WHAT TO PRODUCE:
Render the material again word for word, skipping the pictures in it.

MATERIAL FOR THIS TASK:
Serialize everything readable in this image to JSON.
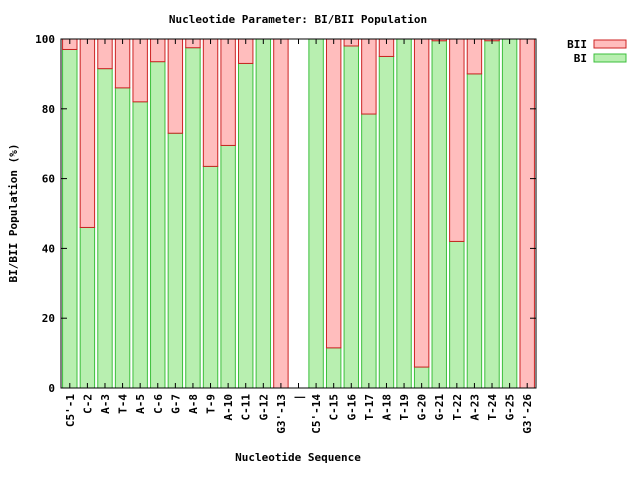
{
  "chart_data": {
    "type": "bar",
    "stacked": true,
    "title": "Nucleotide Parameter: BI/BII Population",
    "xlabel": "Nucleotide Sequence",
    "ylabel": "BI/BII Population (%)",
    "ylim": [
      0,
      100
    ],
    "yticks": [
      0,
      20,
      40,
      60,
      80,
      100
    ],
    "grid": false,
    "legend_position": "top-right, outside plot",
    "categories": [
      "C5'-1",
      "C-2",
      "A-3",
      "T-4",
      "A-5",
      "C-6",
      "G-7",
      "A-8",
      "T-9",
      "A-10",
      "C-11",
      "G-12",
      "G3'-13",
      "|",
      "C5'-14",
      "C-15",
      "G-16",
      "T-17",
      "A-18",
      "T-19",
      "G-20",
      "G-21",
      "T-22",
      "A-23",
      "T-24",
      "G-25",
      "G3'-26"
    ],
    "series": [
      {
        "name": "BI",
        "color": "#b8efb0",
        "stroke": "#3cbf3c",
        "values": [
          97,
          46,
          91.5,
          86,
          82,
          93.5,
          73,
          97.5,
          63.5,
          69.5,
          93,
          100,
          0,
          null,
          100,
          11.5,
          98,
          78.5,
          95,
          100,
          6,
          99.5,
          42,
          90,
          99.5,
          100,
          0
        ]
      },
      {
        "name": "BII",
        "color": "#ffbdbd",
        "stroke": "#cc2222",
        "values": [
          3,
          54,
          8.5,
          14,
          18,
          6.5,
          27,
          2.5,
          36.5,
          30.5,
          7,
          0,
          100,
          null,
          0,
          88.5,
          2,
          21.5,
          5,
          0,
          94,
          0.5,
          58,
          10,
          0.5,
          0,
          100
        ]
      }
    ]
  }
}
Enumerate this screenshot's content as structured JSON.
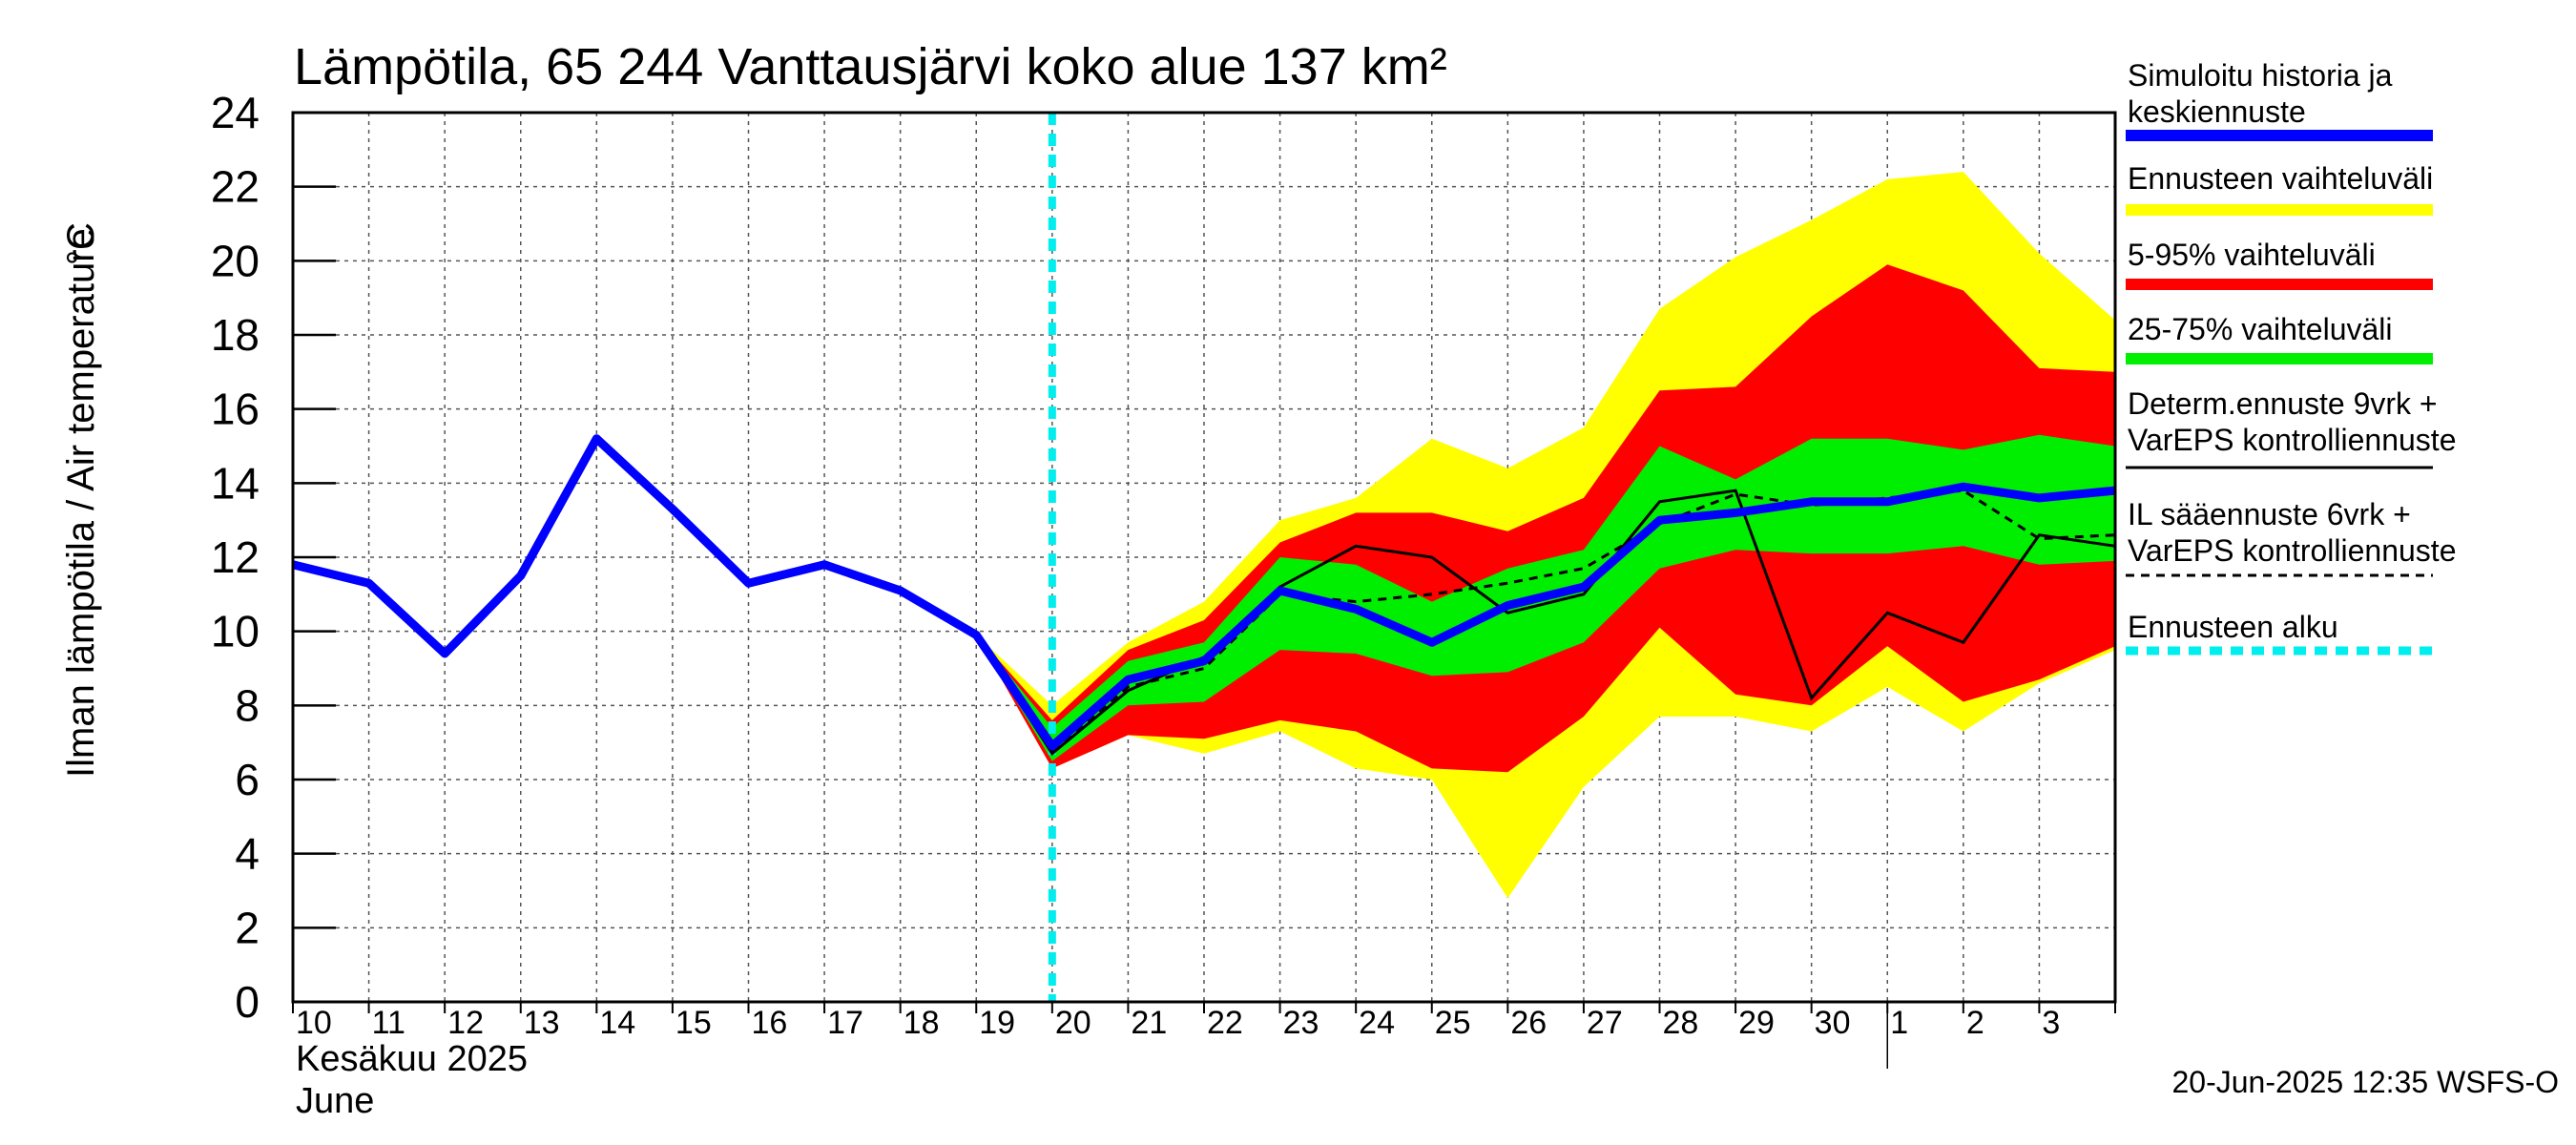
{
  "chart_data": {
    "type": "area",
    "title": "Lämpötila, 65 244 Vanttausjärvi koko alue 137 km²",
    "ylabel": "Ilman lämpötila / Air temperature",
    "yunit": "°C",
    "ylim": [
      0,
      24
    ],
    "yticks": [
      "0",
      "2",
      "4",
      "6",
      "8",
      "10",
      "12",
      "14",
      "16",
      "18",
      "20",
      "22",
      "24"
    ],
    "xlim": [
      0,
      24
    ],
    "xtick_labels": [
      "10",
      "11",
      "12",
      "13",
      "14",
      "15",
      "16",
      "17",
      "18",
      "19",
      "20",
      "21",
      "22",
      "23",
      "24",
      "25",
      "26",
      "27",
      "28",
      "29",
      "30",
      "1",
      "2",
      "3"
    ],
    "month_label_fi": "Kesäkuu   2025",
    "month_label_en": "June",
    "grid": true,
    "forecast_start_x": 10,
    "simulated_history": {
      "x": [
        0,
        1,
        2,
        3,
        4,
        5,
        6,
        7,
        8,
        9,
        10,
        11,
        12,
        13,
        14,
        15,
        16,
        17,
        18,
        19,
        20,
        21,
        22,
        23,
        24
      ],
      "y": [
        11.8,
        11.3,
        9.4,
        11.5,
        15.2,
        13.3,
        11.3,
        11.8,
        11.1,
        9.9,
        6.9,
        8.7,
        9.2,
        11.1,
        10.6,
        9.7,
        10.7,
        11.2,
        13.0,
        13.2,
        13.5,
        13.5,
        13.9,
        13.6,
        13.8
      ]
    },
    "bands": {
      "x": [
        9,
        10,
        11,
        12,
        13,
        14,
        15,
        16,
        17,
        18,
        19,
        20,
        21,
        22,
        23,
        24
      ],
      "range_min": [
        9.9,
        6.3,
        7.2,
        6.7,
        7.3,
        6.3,
        6.0,
        2.8,
        5.8,
        7.7,
        7.7,
        7.3,
        8.5,
        7.3,
        8.6,
        9.5
      ],
      "range_max": [
        9.9,
        8.0,
        9.7,
        10.8,
        13.0,
        13.6,
        15.2,
        14.4,
        15.5,
        18.7,
        20.1,
        21.1,
        22.2,
        22.4,
        20.2,
        18.4
      ],
      "p05": [
        9.9,
        6.3,
        7.2,
        7.1,
        7.6,
        7.3,
        6.3,
        6.2,
        7.7,
        10.1,
        8.3,
        8.0,
        9.6,
        8.1,
        8.7,
        9.6
      ],
      "p95": [
        9.9,
        7.6,
        9.5,
        10.3,
        12.4,
        13.2,
        13.2,
        12.7,
        13.6,
        16.5,
        16.6,
        18.5,
        19.9,
        19.2,
        17.1,
        17.0
      ],
      "p25": [
        9.9,
        6.5,
        8.0,
        8.1,
        9.5,
        9.4,
        8.8,
        8.9,
        9.7,
        11.7,
        12.2,
        12.1,
        12.1,
        12.3,
        11.8,
        11.9
      ],
      "p75": [
        9.9,
        7.4,
        9.2,
        9.7,
        12.0,
        11.8,
        10.8,
        11.7,
        12.2,
        15.0,
        14.1,
        15.2,
        15.2,
        14.9,
        15.3,
        15.0
      ]
    },
    "deterministic": {
      "x": [
        9,
        10,
        11,
        12,
        13,
        14,
        15,
        16,
        17,
        18,
        19,
        20,
        21,
        22,
        23,
        24
      ],
      "y": [
        9.9,
        6.7,
        8.4,
        9.3,
        11.2,
        12.3,
        12.0,
        10.5,
        11.0,
        13.5,
        13.8,
        8.2,
        10.5,
        9.7,
        12.6,
        12.3
      ]
    },
    "il_forecast": {
      "x": [
        9,
        10,
        11,
        12,
        13,
        14,
        15,
        16,
        17,
        18,
        19,
        20,
        21,
        22,
        23,
        24
      ],
      "y": [
        9.9,
        6.8,
        8.5,
        9.0,
        11.0,
        10.8,
        11.0,
        11.3,
        11.7,
        12.9,
        13.7,
        13.4,
        13.6,
        13.8,
        12.5,
        12.6
      ]
    },
    "legend": {
      "items": [
        {
          "label": "Simuloitu historia ja keskiennuste",
          "lines": [
            "Simuloitu historia ja",
            "keskiennuste"
          ],
          "style": "thick",
          "color": "#0000ff"
        },
        {
          "label": "Ennusteen vaihteluväli",
          "lines": [
            "Ennusteen vaihteluväli"
          ],
          "style": "thick",
          "color": "#ffff00"
        },
        {
          "label": "5-95% vaihteluväli",
          "lines": [
            "5-95% vaihteluväli"
          ],
          "style": "thick",
          "color": "#ff0000"
        },
        {
          "label": "25-75% vaihteluväli",
          "lines": [
            "25-75% vaihteluväli"
          ],
          "style": "thick",
          "color": "#00ee00"
        },
        {
          "label": "Determ.ennuste 9vrk + VarEPS kontrolliennuste",
          "lines": [
            "Determ.ennuste 9vrk +",
            "VarEPS kontrolliennuste"
          ],
          "style": "thin",
          "color": "#000000"
        },
        {
          "label": "IL sääennuste 6vrk + VarEPS kontrolliennuste",
          "lines": [
            "IL sääennuste 6vrk  +",
            "  VarEPS kontrolliennuste"
          ],
          "style": "dashed",
          "color": "#000000"
        },
        {
          "label": "Ennusteen alku",
          "lines": [
            "Ennusteen alku"
          ],
          "style": "cyan-dashed",
          "color": "#00eeee"
        }
      ]
    },
    "colors": {
      "range": "#ffff00",
      "p05_95": "#ff0000",
      "p25_75": "#00ee00",
      "median": "#0000ff",
      "forecast_start": "#00eeee"
    }
  },
  "footer": {
    "timestamp": "20-Jun-2025 12:35 WSFS-O"
  }
}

SOLUTION FOR THIS TASK:
Serialize everything readable in this image to JSON.
{
  "chart_data": {
    "type": "bar",
    "stacked": true,
    "title": "Nucleotide Parameter: BI/BII Population",
    "xlabel": "Nucleotide Sequence",
    "ylabel": "BI/BII Population (%)",
    "ylim": [
      0,
      100
    ],
    "yticks": [
      0,
      20,
      40,
      60,
      80,
      100
    ],
    "grid": false,
    "legend_position": "top-right, outside plot",
    "categories": [
      "C5'-1",
      "C-2",
      "A-3",
      "T-4",
      "A-5",
      "C-6",
      "G-7",
      "A-8",
      "T-9",
      "A-10",
      "C-11",
      "G-12",
      "G3'-13",
      "|",
      "C5'-14",
      "C-15",
      "G-16",
      "T-17",
      "A-18",
      "T-19",
      "G-20",
      "G-21",
      "T-22",
      "A-23",
      "T-24",
      "G-25",
      "G3'-26"
    ],
    "series": [
      {
        "name": "BI",
        "color": "#b8efb0",
        "stroke": "#3cbf3c",
        "values": [
          97,
          46,
          91.5,
          86,
          82,
          93.5,
          73,
          97.5,
          63.5,
          69.5,
          93,
          100,
          0,
          null,
          100,
          11.5,
          98,
          78.5,
          95,
          100,
          6,
          99.5,
          42,
          90,
          99.5,
          100,
          0
        ]
      },
      {
        "name": "BII",
        "color": "#ffbdbd",
        "stroke": "#cc2222",
        "values": [
          3,
          54,
          8.5,
          14,
          18,
          6.5,
          27,
          2.5,
          36.5,
          30.5,
          7,
          0,
          100,
          null,
          0,
          88.5,
          2,
          21.5,
          5,
          0,
          94,
          0.5,
          58,
          10,
          0.5,
          0,
          100
        ]
      }
    ]
  }
}
Enumerate this screenshot's content as structured JSON.
{
  "chart_data": {
    "type": "area",
    "title": "Lämpötila, 65 244 Vanttausjärvi koko alue 137 km²",
    "ylabel": "Ilman lämpötila / Air temperature",
    "yunit": "°C",
    "ylim": [
      0,
      24
    ],
    "yticks": [
      "0",
      "2",
      "4",
      "6",
      "8",
      "10",
      "12",
      "14",
      "16",
      "18",
      "20",
      "22",
      "24"
    ],
    "xlim": [
      0,
      24
    ],
    "xtick_labels": [
      "10",
      "11",
      "12",
      "13",
      "14",
      "15",
      "16",
      "17",
      "18",
      "19",
      "20",
      "21",
      "22",
      "23",
      "24",
      "25",
      "26",
      "27",
      "28",
      "29",
      "30",
      "1",
      "2",
      "3"
    ],
    "month_label_fi": "Kesäkuu   2025",
    "month_label_en": "June",
    "grid": true,
    "forecast_start_x": 10,
    "simulated_history": {
      "x": [
        0,
        1,
        2,
        3,
        4,
        5,
        6,
        7,
        8,
        9,
        10,
        11,
        12,
        13,
        14,
        15,
        16,
        17,
        18,
        19,
        20,
        21,
        22,
        23,
        24
      ],
      "y": [
        11.8,
        11.3,
        9.4,
        11.5,
        15.2,
        13.3,
        11.3,
        11.8,
        11.1,
        9.9,
        6.9,
        8.7,
        9.2,
        11.1,
        10.6,
        9.7,
        10.7,
        11.2,
        13.0,
        13.2,
        13.5,
        13.5,
        13.9,
        13.6,
        13.8
      ]
    },
    "bands": {
      "x": [
        9,
        10,
        11,
        12,
        13,
        14,
        15,
        16,
        17,
        18,
        19,
        20,
        21,
        22,
        23,
        24
      ],
      "range_min": [
        9.9,
        6.3,
        7.2,
        6.7,
        7.3,
        6.3,
        6.0,
        2.8,
        5.8,
        7.7,
        7.7,
        7.3,
        8.5,
        7.3,
        8.6,
        9.5
      ],
      "range_max": [
        9.9,
        8.0,
        9.7,
        10.8,
        13.0,
        13.6,
        15.2,
        14.4,
        15.5,
        18.7,
        20.1,
        21.1,
        22.2,
        22.4,
        20.2,
        18.4
      ],
      "p05": [
        9.9,
        6.3,
        7.2,
        7.1,
        7.6,
        7.3,
        6.3,
        6.2,
        7.7,
        10.1,
        8.3,
        8.0,
        9.6,
        8.1,
        8.7,
        9.6
      ],
      "p95": [
        9.9,
        7.6,
        9.5,
        10.3,
        12.4,
        13.2,
        13.2,
        12.7,
        13.6,
        16.5,
        16.6,
        18.5,
        19.9,
        19.2,
        17.1,
        17.0
      ],
      "p25": [
        9.9,
        6.5,
        8.0,
        8.1,
        9.5,
        9.4,
        8.8,
        8.9,
        9.7,
        11.7,
        12.2,
        12.1,
        12.1,
        12.3,
        11.8,
        11.9
      ],
      "p75": [
        9.9,
        7.4,
        9.2,
        9.7,
        12.0,
        11.8,
        10.8,
        11.7,
        12.2,
        15.0,
        14.1,
        15.2,
        15.2,
        14.9,
        15.3,
        15.0
      ]
    },
    "deterministic": {
      "x": [
        9,
        10,
        11,
        12,
        13,
        14,
        15,
        16,
        17,
        18,
        19,
        20,
        21,
        22,
        23,
        24
      ],
      "y": [
        9.9,
        6.7,
        8.4,
        9.3,
        11.2,
        12.3,
        12.0,
        10.5,
        11.0,
        13.5,
        13.8,
        8.2,
        10.5,
        9.7,
        12.6,
        12.3
      ]
    },
    "il_forecast": {
      "x": [
        9,
        10,
        11,
        12,
        13,
        14,
        15,
        16,
        17,
        18,
        19,
        20,
        21,
        22,
        23,
        24
      ],
      "y": [
        9.9,
        6.8,
        8.5,
        9.0,
        11.0,
        10.8,
        11.0,
        11.3,
        11.7,
        12.9,
        13.7,
        13.4,
        13.6,
        13.8,
        12.5,
        12.6
      ]
    },
    "legend": {
      "items": [
        {
          "label": "Simuloitu historia ja keskiennuste",
          "lines": [
            "Simuloitu historia ja",
            "keskiennuste"
          ],
          "style": "thick",
          "color": "#0000ff"
        },
        {
          "label": "Ennusteen vaihteluväli",
          "lines": [
            "Ennusteen vaihteluväli"
          ],
          "style": "thick",
          "color": "#ffff00"
        },
        {
          "label": "5-95% vaihteluväli",
          "lines": [
            "5-95% vaihteluväli"
          ],
          "style": "thick",
          "color": "#ff0000"
        },
        {
          "label": "25-75% vaihteluväli",
          "lines": [
            "25-75% vaihteluväli"
          ],
          "style": "thick",
          "color": "#00ee00"
        },
        {
          "label": "Determ.ennuste 9vrk + VarEPS kontrolliennuste",
          "lines": [
            "Determ.ennuste 9vrk +",
            "VarEPS kontrolliennuste"
          ],
          "style": "thin",
          "color": "#000000"
        },
        {
          "label": "IL sääennuste 6vrk + VarEPS kontrolliennuste",
          "lines": [
            "IL sääennuste 6vrk  +",
            "  VarEPS kontrolliennuste"
          ],
          "style": "dashed",
          "color": "#000000"
        },
        {
          "label": "Ennusteen alku",
          "lines": [
            "Ennusteen alku"
          ],
          "style": "cyan-dashed",
          "color": "#00eeee"
        }
      ]
    },
    "colors": {
      "range": "#ffff00",
      "p05_95": "#ff0000",
      "p25_75": "#00ee00",
      "median": "#0000ff",
      "forecast_start": "#00eeee"
    }
  },
  "footer": {
    "timestamp": "20-Jun-2025 12:35 WSFS-O"
  }
}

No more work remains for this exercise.